__Task prompt__
Nothing should be left out: output all of the entries exactly.
◆ ◆ ◆ ◆ ◆ ◆ ◆
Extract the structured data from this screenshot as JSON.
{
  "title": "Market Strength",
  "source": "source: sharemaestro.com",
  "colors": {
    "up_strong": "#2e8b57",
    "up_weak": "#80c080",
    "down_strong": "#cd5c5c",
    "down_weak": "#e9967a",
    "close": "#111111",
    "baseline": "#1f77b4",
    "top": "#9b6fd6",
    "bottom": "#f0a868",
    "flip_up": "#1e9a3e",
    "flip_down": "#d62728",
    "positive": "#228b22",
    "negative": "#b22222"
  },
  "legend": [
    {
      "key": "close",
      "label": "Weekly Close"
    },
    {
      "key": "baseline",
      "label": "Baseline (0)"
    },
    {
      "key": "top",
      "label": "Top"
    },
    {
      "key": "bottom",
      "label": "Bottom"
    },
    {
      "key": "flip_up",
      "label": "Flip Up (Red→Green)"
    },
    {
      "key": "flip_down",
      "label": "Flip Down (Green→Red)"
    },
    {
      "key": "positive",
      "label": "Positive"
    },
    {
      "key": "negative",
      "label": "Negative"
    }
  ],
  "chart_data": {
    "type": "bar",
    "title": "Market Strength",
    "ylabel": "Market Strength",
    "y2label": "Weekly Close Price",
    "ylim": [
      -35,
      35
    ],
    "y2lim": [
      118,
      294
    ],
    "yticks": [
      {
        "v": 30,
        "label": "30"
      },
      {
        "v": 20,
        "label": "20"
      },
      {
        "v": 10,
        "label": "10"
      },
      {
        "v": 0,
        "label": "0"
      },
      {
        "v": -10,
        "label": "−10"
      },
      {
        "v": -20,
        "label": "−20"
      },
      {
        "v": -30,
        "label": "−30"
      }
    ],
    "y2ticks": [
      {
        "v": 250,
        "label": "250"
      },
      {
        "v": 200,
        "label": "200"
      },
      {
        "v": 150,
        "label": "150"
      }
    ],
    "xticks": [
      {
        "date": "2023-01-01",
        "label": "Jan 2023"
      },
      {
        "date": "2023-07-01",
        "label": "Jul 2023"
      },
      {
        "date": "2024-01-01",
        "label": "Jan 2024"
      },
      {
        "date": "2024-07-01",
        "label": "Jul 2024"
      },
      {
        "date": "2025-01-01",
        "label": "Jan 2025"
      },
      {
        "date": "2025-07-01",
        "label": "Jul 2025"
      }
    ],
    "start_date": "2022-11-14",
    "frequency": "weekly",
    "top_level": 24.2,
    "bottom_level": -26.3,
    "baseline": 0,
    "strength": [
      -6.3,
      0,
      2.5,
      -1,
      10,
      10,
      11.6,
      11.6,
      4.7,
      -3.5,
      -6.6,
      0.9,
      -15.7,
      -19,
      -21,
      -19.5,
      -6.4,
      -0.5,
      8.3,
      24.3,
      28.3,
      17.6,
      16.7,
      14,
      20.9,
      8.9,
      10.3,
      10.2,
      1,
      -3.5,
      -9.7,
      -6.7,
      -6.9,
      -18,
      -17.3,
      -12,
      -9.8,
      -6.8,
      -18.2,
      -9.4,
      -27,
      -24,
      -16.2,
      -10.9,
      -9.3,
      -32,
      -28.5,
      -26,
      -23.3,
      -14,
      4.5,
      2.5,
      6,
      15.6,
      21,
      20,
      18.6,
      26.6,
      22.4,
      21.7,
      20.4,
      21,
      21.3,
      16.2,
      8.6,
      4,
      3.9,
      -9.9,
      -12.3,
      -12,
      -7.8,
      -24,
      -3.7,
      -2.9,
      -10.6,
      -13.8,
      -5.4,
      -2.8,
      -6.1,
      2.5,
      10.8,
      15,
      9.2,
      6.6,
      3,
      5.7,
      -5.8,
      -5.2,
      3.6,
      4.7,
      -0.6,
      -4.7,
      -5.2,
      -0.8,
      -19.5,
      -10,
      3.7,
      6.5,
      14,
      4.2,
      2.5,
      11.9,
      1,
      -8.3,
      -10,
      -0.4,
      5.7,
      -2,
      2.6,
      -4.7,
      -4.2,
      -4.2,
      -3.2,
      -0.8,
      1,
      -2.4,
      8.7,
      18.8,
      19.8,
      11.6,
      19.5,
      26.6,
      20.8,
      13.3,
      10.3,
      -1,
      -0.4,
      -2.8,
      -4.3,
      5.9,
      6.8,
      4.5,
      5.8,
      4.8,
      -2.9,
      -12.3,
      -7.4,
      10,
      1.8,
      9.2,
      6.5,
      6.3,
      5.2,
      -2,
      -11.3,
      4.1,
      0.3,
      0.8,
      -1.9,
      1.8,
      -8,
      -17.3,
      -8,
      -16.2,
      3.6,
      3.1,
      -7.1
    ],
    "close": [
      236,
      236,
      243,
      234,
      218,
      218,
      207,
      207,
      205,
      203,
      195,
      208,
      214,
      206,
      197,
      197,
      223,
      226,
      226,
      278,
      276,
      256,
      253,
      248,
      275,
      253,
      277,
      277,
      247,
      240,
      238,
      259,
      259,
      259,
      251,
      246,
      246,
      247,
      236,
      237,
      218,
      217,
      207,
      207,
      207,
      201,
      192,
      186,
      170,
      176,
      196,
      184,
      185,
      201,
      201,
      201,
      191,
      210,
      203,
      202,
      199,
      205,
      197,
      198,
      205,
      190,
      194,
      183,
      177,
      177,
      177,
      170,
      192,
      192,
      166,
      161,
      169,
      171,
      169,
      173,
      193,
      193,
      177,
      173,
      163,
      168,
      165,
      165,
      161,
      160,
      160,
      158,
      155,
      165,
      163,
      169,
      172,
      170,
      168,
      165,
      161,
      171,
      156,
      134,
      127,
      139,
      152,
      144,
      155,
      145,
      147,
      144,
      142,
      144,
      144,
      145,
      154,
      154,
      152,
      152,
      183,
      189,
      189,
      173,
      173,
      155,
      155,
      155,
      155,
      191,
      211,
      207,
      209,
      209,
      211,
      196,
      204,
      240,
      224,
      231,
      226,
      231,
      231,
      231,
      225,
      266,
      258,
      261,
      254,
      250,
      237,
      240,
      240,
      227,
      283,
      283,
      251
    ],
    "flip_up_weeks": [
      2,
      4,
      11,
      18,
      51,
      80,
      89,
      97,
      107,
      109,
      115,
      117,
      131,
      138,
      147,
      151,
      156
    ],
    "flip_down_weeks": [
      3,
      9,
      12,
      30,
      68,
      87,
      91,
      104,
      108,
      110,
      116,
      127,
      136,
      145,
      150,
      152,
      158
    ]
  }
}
◆ ◆ ◆ ◆ ◆ ◆ ◆
__Correct response__
Extract the structured data from this screenshot as JSON.
{
  "title": "Market Strength",
  "source": "source: sharemaestro.com",
  "colors": {
    "up_strong": "#2e8b57",
    "up_weak": "#80c080",
    "down_strong": "#cd5c5c",
    "down_weak": "#e9967a",
    "close": "#111111",
    "baseline": "#1f77b4",
    "top": "#9b6fd6",
    "bottom": "#f0a868",
    "flip_up": "#1e9a3e",
    "flip_down": "#d62728",
    "positive": "#228b22",
    "negative": "#b22222"
  },
  "legend": [
    {
      "key": "close",
      "label": "Weekly Close"
    },
    {
      "key": "baseline",
      "label": "Baseline (0)"
    },
    {
      "key": "top",
      "label": "Top"
    },
    {
      "key": "bottom",
      "label": "Bottom"
    },
    {
      "key": "flip_up",
      "label": "Flip Up (Red→Green)"
    },
    {
      "key": "flip_down",
      "label": "Flip Down (Green→Red)"
    },
    {
      "key": "positive",
      "label": "Positive"
    },
    {
      "key": "negative",
      "label": "Negative"
    }
  ],
  "chart_data": {
    "type": "bar",
    "title": "Market Strength",
    "ylabel": "Market Strength",
    "y2label": "Weekly Close Price",
    "ylim": [
      -35,
      35
    ],
    "y2lim": [
      118,
      294
    ],
    "yticks": [
      {
        "v": 30,
        "label": "30"
      },
      {
        "v": 20,
        "label": "20"
      },
      {
        "v": 10,
        "label": "10"
      },
      {
        "v": 0,
        "label": "0"
      },
      {
        "v": -10,
        "label": "−10"
      },
      {
        "v": -20,
        "label": "−20"
      },
      {
        "v": -30,
        "label": "−30"
      }
    ],
    "y2ticks": [
      {
        "v": 250,
        "label": "250"
      },
      {
        "v": 200,
        "label": "200"
      },
      {
        "v": 150,
        "label": "150"
      }
    ],
    "xticks": [
      {
        "date": "2023-01-01",
        "label": "Jan 2023"
      },
      {
        "date": "2023-07-01",
        "label": "Jul 2023"
      },
      {
        "date": "2024-01-01",
        "label": "Jan 2024"
      },
      {
        "date": "2024-07-01",
        "label": "Jul 2024"
      },
      {
        "date": "2025-01-01",
        "label": "Jan 2025"
      },
      {
        "date": "2025-07-01",
        "label": "Jul 2025"
      }
    ],
    "start_date": "2022-11-14",
    "frequency": "weekly",
    "top_level": 24.2,
    "bottom_level": -26.3,
    "baseline": 0,
    "strength": [
      -6.3,
      0,
      2.5,
      -1,
      10,
      10,
      11.6,
      11.6,
      4.7,
      -3.5,
      -6.6,
      0.9,
      -15.7,
      -19,
      -21,
      -19.5,
      -6.4,
      -0.5,
      8.3,
      24.3,
      28.3,
      17.6,
      16.7,
      14,
      20.9,
      8.9,
      10.3,
      10.2,
      1,
      -3.5,
      -9.7,
      -6.7,
      -6.9,
      -18,
      -17.3,
      -12,
      -9.8,
      -6.8,
      -18.2,
      -9.4,
      -27,
      -24,
      -16.2,
      -10.9,
      -9.3,
      -32,
      -28.5,
      -26,
      -23.3,
      -14,
      4.5,
      2.5,
      6,
      15.6,
      21,
      20,
      18.6,
      26.6,
      22.4,
      21.7,
      20.4,
      21,
      21.3,
      16.2,
      8.6,
      4,
      3.9,
      -9.9,
      -12.3,
      -12,
      -7.8,
      -24,
      -3.7,
      -2.9,
      -10.6,
      -13.8,
      -5.4,
      -2.8,
      -6.1,
      2.5,
      10.8,
      15,
      9.2,
      6.6,
      3,
      5.7,
      -5.8,
      -5.2,
      3.6,
      4.7,
      -0.6,
      -4.7,
      -5.2,
      -0.8,
      -19.5,
      -10,
      3.7,
      6.5,
      14,
      4.2,
      2.5,
      11.9,
      1,
      -8.3,
      -10,
      -0.4,
      5.7,
      -2,
      2.6,
      -4.7,
      -4.2,
      -4.2,
      -3.2,
      -0.8,
      1,
      -2.4,
      8.7,
      18.8,
      19.8,
      11.6,
      19.5,
      26.6,
      20.8,
      13.3,
      10.3,
      -1,
      -0.4,
      -2.8,
      -4.3,
      5.9,
      6.8,
      4.5,
      5.8,
      4.8,
      -2.9,
      -12.3,
      -7.4,
      10,
      1.8,
      9.2,
      6.5,
      6.3,
      5.2,
      -2,
      -11.3,
      4.1,
      0.3,
      0.8,
      -1.9,
      1.8,
      -8,
      -17.3,
      -8,
      -16.2,
      3.6,
      3.1,
      -7.1
    ],
    "close": [
      236,
      236,
      243,
      234,
      218,
      218,
      207,
      207,
      205,
      203,
      195,
      208,
      214,
      206,
      197,
      197,
      223,
      226,
      226,
      278,
      276,
      256,
      253,
      248,
      275,
      253,
      277,
      277,
      247,
      240,
      238,
      259,
      259,
      259,
      251,
      246,
      246,
      247,
      236,
      237,
      218,
      217,
      207,
      207,
      207,
      201,
      192,
      186,
      170,
      176,
      196,
      184,
      185,
      201,
      201,
      201,
      191,
      210,
      203,
      202,
      199,
      205,
      197,
      198,
      205,
      190,
      194,
      183,
      177,
      177,
      177,
      170,
      192,
      192,
      166,
      161,
      169,
      171,
      169,
      173,
      193,
      193,
      177,
      173,
      163,
      168,
      165,
      165,
      161,
      160,
      160,
      158,
      155,
      165,
      163,
      169,
      172,
      170,
      168,
      165,
      161,
      171,
      156,
      134,
      127,
      139,
      152,
      144,
      155,
      145,
      147,
      144,
      142,
      144,
      144,
      145,
      154,
      154,
      152,
      152,
      183,
      189,
      189,
      173,
      173,
      155,
      155,
      155,
      155,
      191,
      211,
      207,
      209,
      209,
      211,
      196,
      204,
      240,
      224,
      231,
      226,
      231,
      231,
      231,
      225,
      266,
      258,
      261,
      254,
      250,
      237,
      240,
      240,
      227,
      283,
      283,
      251
    ],
    "flip_up_weeks": [
      2,
      4,
      11,
      18,
      51,
      80,
      89,
      97,
      107,
      109,
      115,
      117,
      131,
      138,
      147,
      151,
      156
    ],
    "flip_down_weeks": [
      3,
      9,
      12,
      30,
      68,
      87,
      91,
      104,
      108,
      110,
      116,
      127,
      136,
      145,
      150,
      152,
      158
    ]
  }
}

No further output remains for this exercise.